→ Exercise requirements
Write out each line from the data below that includes the word "Week".

## start Available data

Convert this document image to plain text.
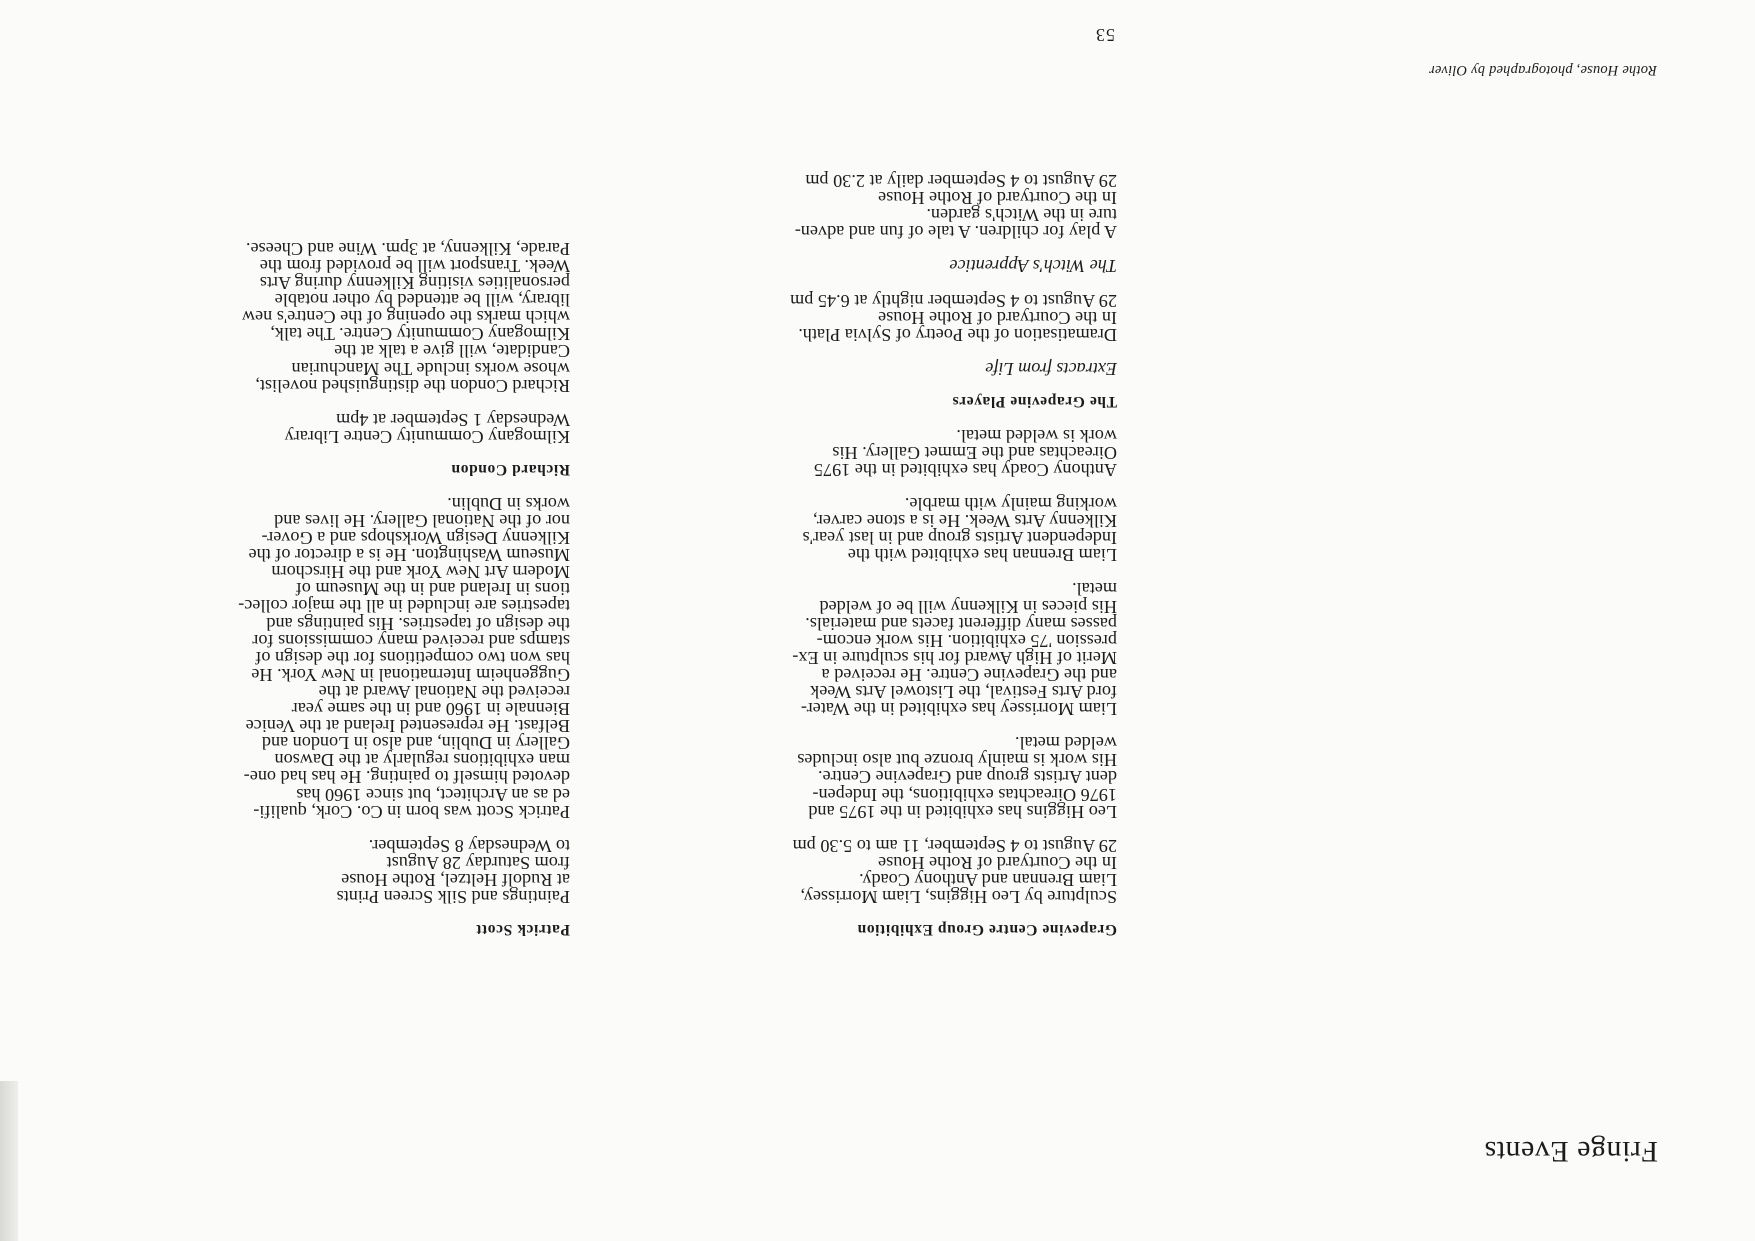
Rothe House, photographed by Oliver
53
Fringe Events
Grapevine Centre Group Exhibition
Sculpture by Leo Higgins, Liam Morrissey,
Liam Brennan and Anthony Coady.
In the Courtyard of Rothe House
29 August to 4 September, 11 am to 5.30 pm
Leo Higgins has exhibited in the 1975 and
1976 Oireachtas exhibitions, the Indepen-
dent Artists group and Grapevine Centre.
His work is mainly bronze but also includes
welded metal.
Liam Morrissey has exhibited in the Water-
ford Arts Festival, the Listowel Arts Week
and the Grapevine Centre. He received a
Merit of High Award for his sculpture in Ex-
pression '75 exhibition. His work encom-
passes many different facets and materials.
His pieces in Kilkenny will be of welded
metal.
Liam Brennan has exhibited with the
Independent Artists group and in last year's
Kilkenny Arts Week. He is a stone carver,
working mainly with marble.
Anthony Coady has exhibited in the 1975
Oireachtas and the Emmet Gallery. His
work is welded metal.
The Grapevine Players
Extracts from Life
Dramatisation of the Poetry of Sylvia Plath.
In the Courtyard of Rothe House
29 August to 4 September nightly at 6.45 pm
The Witch's Apprentice
A play for children. A tale of fun and adven-
ture in the Witch's garden.
In the Courtyard of Rothe House
29 August to 4 September daily at 2.30 pm
Patrick Scott
Paintings and Silk Screen Prints
at Rudolf Heltzel, Rothe House
from Saturday 28 August
to Wednesday 8 September.
Patrick Scott was born in Co. Cork, qualifi-
ed as an Architect, but since 1960 has
devoted himself to painting. He has had one-
man exhibitions regularly at the Dawson
Gallery in Dublin, and also in London and
Belfast. He represented Ireland at the Venice
Biennale in 1960 and in the same year
received the National Award at the
Guggenheim International in New York. He
has won two competitions for the design of
stamps and received many commissions for
the design of tapestries. His paintings and
tapestries are included in all the major collec-
tions in Ireland and in the Museum of
Modern Art New York and the Hirschorn
Museum Washington. He is a director of the
Kilkenny Design Workshops and a Gover-
nor of the National Gallery. He lives and
works in Dublin.
Richard Condon
Kilmogany Community Centre Library
Wednesday 1 September at 4pm
Richard Condon the distinguished novelist,
whose works include The Manchurian
Candidate, will give a talk at the
Kilmogany Community Centre. The talk,
which marks the opening of the Centre's new
library, will be attended by other notable
personalities visiting Kilkenny during Arts
Week. Transport will be provided from the
Parade, Kilkenny, at 3pm. Wine and Cheese.
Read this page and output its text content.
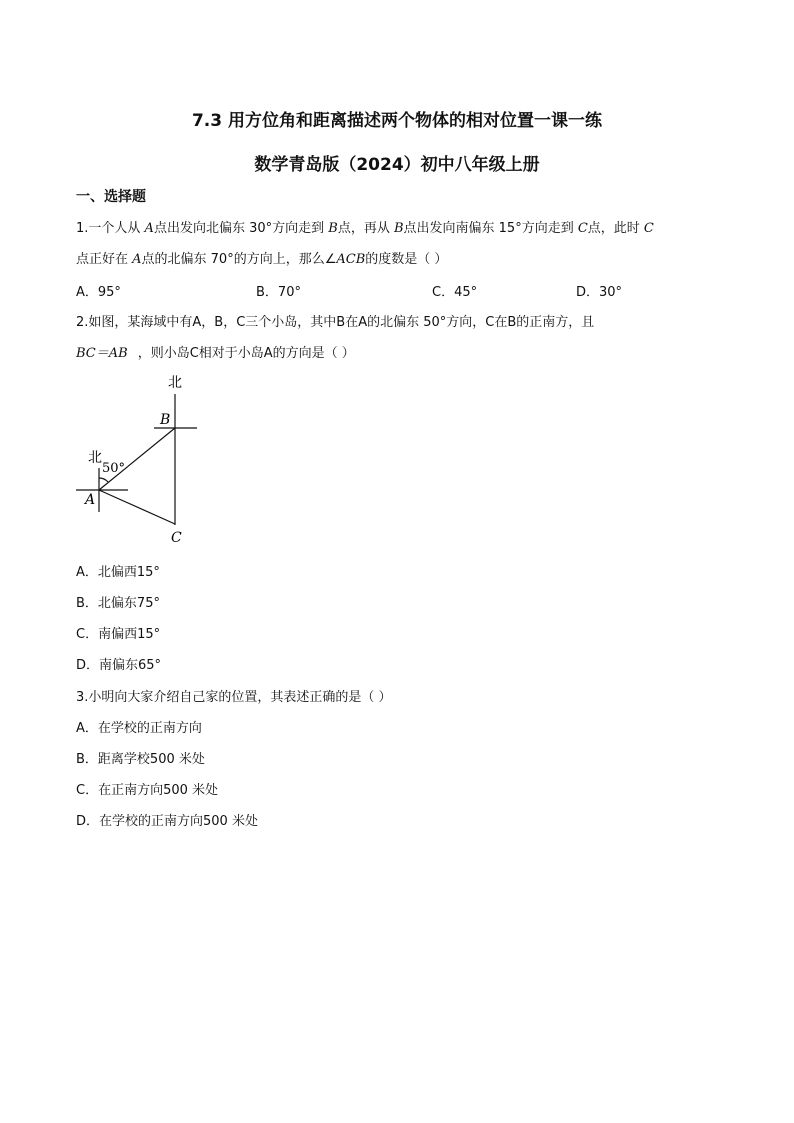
7.3 用方位角和距离描述两个物体的相对位置一课一练
数学青岛版（2024）初中八年级上册
一、选择题
1.一个人从 A点出发向北偏东 30°方向走到 B点，再从 B点出发向南偏东 15°方向走到 C点，此时 C
点正好在 A点的北偏东 70°的方向上，那么∠ACB的度数是（ ）
A．95°	B．70°	C．45°	D．30°
2.如图，某海域中有A，B，C三个小岛，其中B在A的北偏东 50°方向，C在B的正南方，且
BC＝AB ，则小岛C相对于小岛A的方向是（ ）
北
北
50°
A
B
C
A．北偏西15°
B．北偏东75°
C．南偏西15°
D．南偏东65°
3.小明向大家介绍自己家的位置，其表述正确的是（ ）
A．在学校的正南方向
B．距离学校500 米处
C．在正南方向500 米处
D．在学校的正南方向500 米处
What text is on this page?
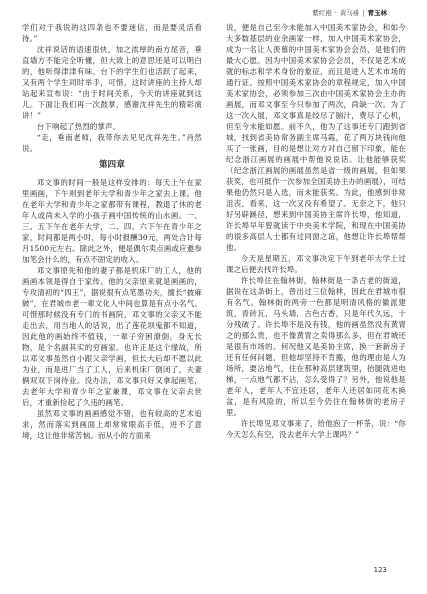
紫红袍 · 黄马褂 | 青玉林

学们对于我说的这四条也不要迷信，而是要灵活看待。”

沈祥说话的语速很快，加之浓厚的南方尾音，垂直墙方不能完全听懂，但大致上的意思还是可以明白的，他听得津津有味。台下的学生们也活跃了起来，又有两个学生同时举手，可惜，这时讲座的主持人却站起来宣布说：“由于时间关系，今天的讲座就到这儿。下面让我们再一次鼓掌，感谢沈祥先生的精彩演讲！”

台下响起了热烈的掌声。

“走，垂南老师，我带你去见见沈祥先生。”肖然说。

第四章

邓文事的时间一般是这样安排的：每天上午在家里画画，下午则到老年大学和青少年之家去上课。他在老年大学和青少年之家都带有课程，教退了休的老年人或尚未入学的小孩子画中国传统的山水画。一、三、五下午在老年大学，二、四、六下午在青少年之家，时间都是两小时，每小时报酬30元，两处合计每月1500元左右。除此之外，便是偶尔卖点画或应邀参加笔会什么的，有点不固定的收入。

邓文事原先和他的妻子都是机床厂的工人，他的画画本领是得自于家传。他的父亲原来就是画画的，专攻清初的“四王”，据说很有点笔墨功夫，擅长“披麻皴”，在君城市老一辈文化人中间也算是有点小名气。可惜那时候没有专门的书画院，邓文事的父亲又不能走出去，用当地人的话说，出了莲花坝鬼都不知道，因此他的画始终不值钱，一辈子穷困潦倒，身无长物，是个名副其实的穷画家。也许正是这个缘故，所以邓文事虽然自小跟父亲学画，但长大后却不愿以此为业，而是进厂当了工人，后来机床厂倒闭了，夫妻俩双双下岗待业。没办法，邓文事只好又拿起画笔，去老年大学和青少年之家兼课，邓文事在父亲去世后，才重新捡起了久违的画笔。

虽然邓文事的画画感觉不错，也有较高的艺术追求，然而落实到画面上却常常眼高手低，进不了意境，这让他非常苦恼。而从小的方面来

说，便是自己至今未能加入中国美术家协会，和如今大多数基层的业余画家一样，加入中国美术家协会，成为一名让人羡慕的中国美术家协会会员，是他们的最大心愿。因为中国美术家协会会员，不仅是艺术成就的标志和学术身份的象征，而且是进入艺术市场的通行证。按照中国美术家协会的章程规定，加入中国美术家协会，必须参加三次由中国美术家协会主办的画展，而邓文事至今只参加了两次，尚缺一次。为了这一次入展，邓文事真是绞尽了脑汁，费尽了心机，但至今未能如愿。前不久，他为了这事还专门跑到省城，找到省美协常务副主席马霞，花了两万块钱向他买了一张画，目的是想让对方对自己留下印象，能在纪念浙江画展的画展中帮他说说话。让他能够获奖（纪念浙江画展的画展虽然是省一级的画展，但如果获奖，也可抵作一次参加全国美协主办的画展），可结果他仍然只是入选，而未能获奖。为此，他感到非常沮丧，看来，这一次又没有希望了。无奈之下，他只好另辟蹊径，想来到中国美协主席许长埠，他知道，许长埠早年曾就读于中央美术学院，和现在中国美协的很多高层人士都有过同窗之谊，他想让许长埠帮帮他。

今天是星期五，邓文事决定下午到老年大学上过课之后便去找许长埠。

许长埠住在翰林街，翰林街是一条古老的街道，据说在这条街上，曾出过三位翰林，因此在君城市很有名气。翰林街的两旁一色都是明清风格的徽派建筑，青砖瓦，马头墙，古色古香，只是年代久远，十分残破了。许长埠不是没有钱，他的画虽然没有黄胄之的那么贵，也不像黄胄之卖得那么多，但在君城还是很有市场的。何况他又是美协主席，换一套新房子还有任何问题，但他却坚持不肯搬，他的理由是人为场所，要沾地气，住在那种高层建筑里，抬腿就进电梯，一点地气都不沾，怎么受得了？另外，他说他是老年人，老年人不宜还居，老年人还居如同花木换盆，是有风险的，所以至今仍住在翰林街的老房子里。

许长埠见邓文事来了，给他泡了一杯茶，说：“你今天怎么有空，没去老年大学上课吗？”

123
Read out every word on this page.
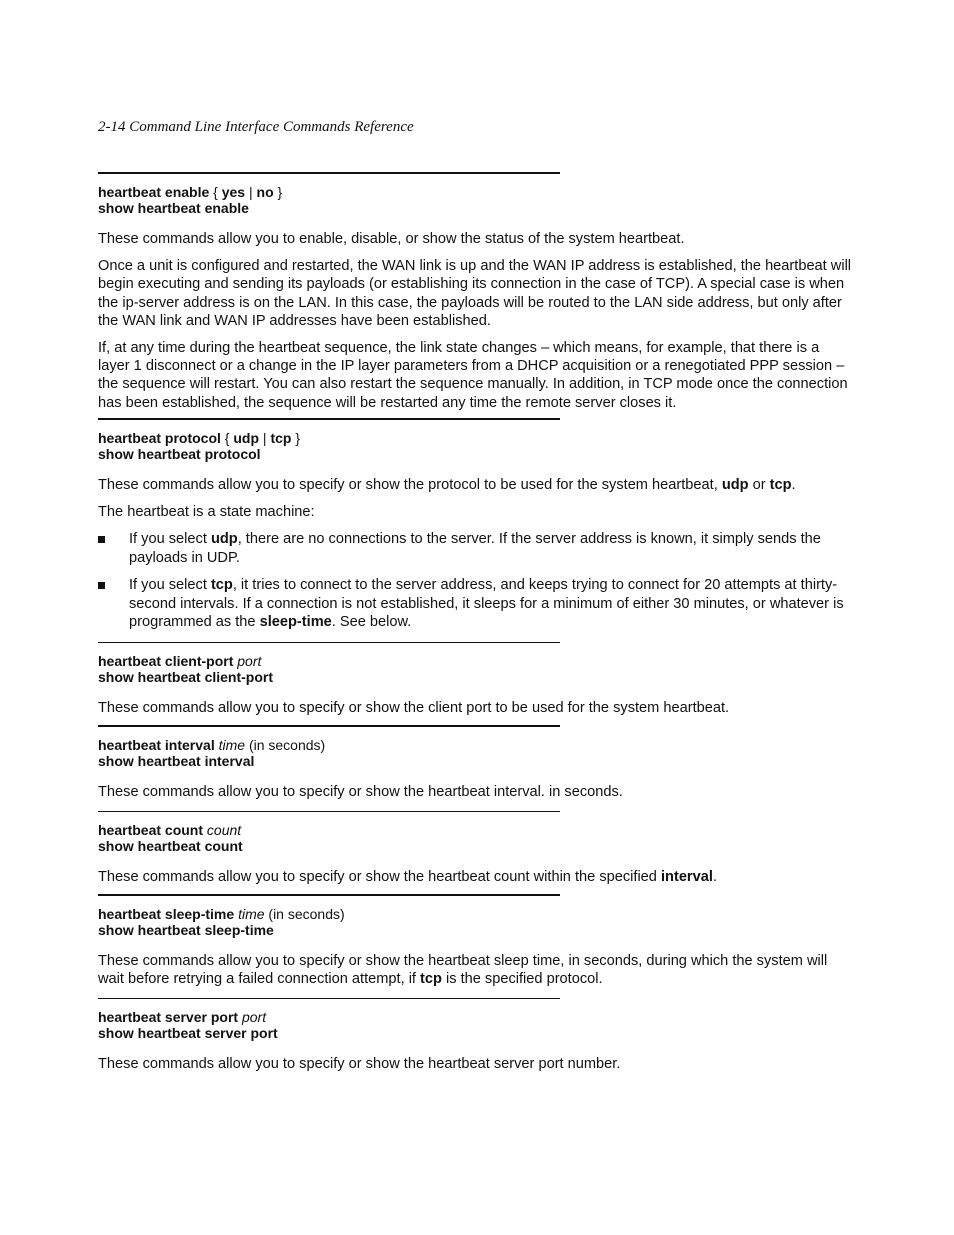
2-14 Command Line Interface Commands Reference
heartbeat enable { yes | no }
show heartbeat enable

These commands allow you to enable, disable, or show the status of the system heartbeat.

Once a unit is configured and restarted, the WAN link is up and the WAN IP address is established, the heartbeat will begin executing and sending its payloads (or establishing its connection in the case of TCP). A special case is when the ip-server address is on the LAN. In this case, the payloads will be routed to the LAN side address, but only after the WAN link and WAN IP addresses have been established.

If, at any time during the heartbeat sequence, the link state changes – which means, for example, that there is a layer 1 disconnect or a change in the IP layer parameters from a DHCP acquisition or a renegotiated PPP session – the sequence will restart. You can also restart the sequence manually. In addition, in TCP mode once the connection has been established, the sequence will be restarted any time the remote server closes it.

heartbeat protocol { udp | tcp }
show heartbeat protocol

These commands allow you to specify or show the protocol to be used for the system heartbeat, udp or tcp.

The heartbeat is a state machine:

If you select udp, there are no connections to the server. If the server address is known, it simply sends the payloads in UDP.
If you select tcp, it tries to connect to the server address, and keeps trying to connect for 20 attempts at thirty-second intervals. If a connection is not established, it sleeps for a minimum of either 30 minutes, or whatever is programmed as the sleep-time. See below.
heartbeat client-port port
show heartbeat client-port

These commands allow you to specify or show the client port to be used for the system heartbeat.

heartbeat interval time (in seconds)
show heartbeat interval

These commands allow you to specify or show the heartbeat interval. in seconds.

heartbeat count count
show heartbeat count

These commands allow you to specify or show the heartbeat count within the specified interval.

heartbeat sleep-time time (in seconds)
show heartbeat sleep-time

These commands allow you to specify or show the heartbeat sleep time, in seconds, during which the system will wait before retrying a failed connection attempt, if tcp is the specified protocol.

heartbeat server port port
show heartbeat server port

These commands allow you to specify or show the heartbeat server port number.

## end Available data

→ Task answer
ford Arts Festival, the Listowel Arts Week
Kilkenny Arts Week. He is a stone carver,
Week. Transport will be provided from the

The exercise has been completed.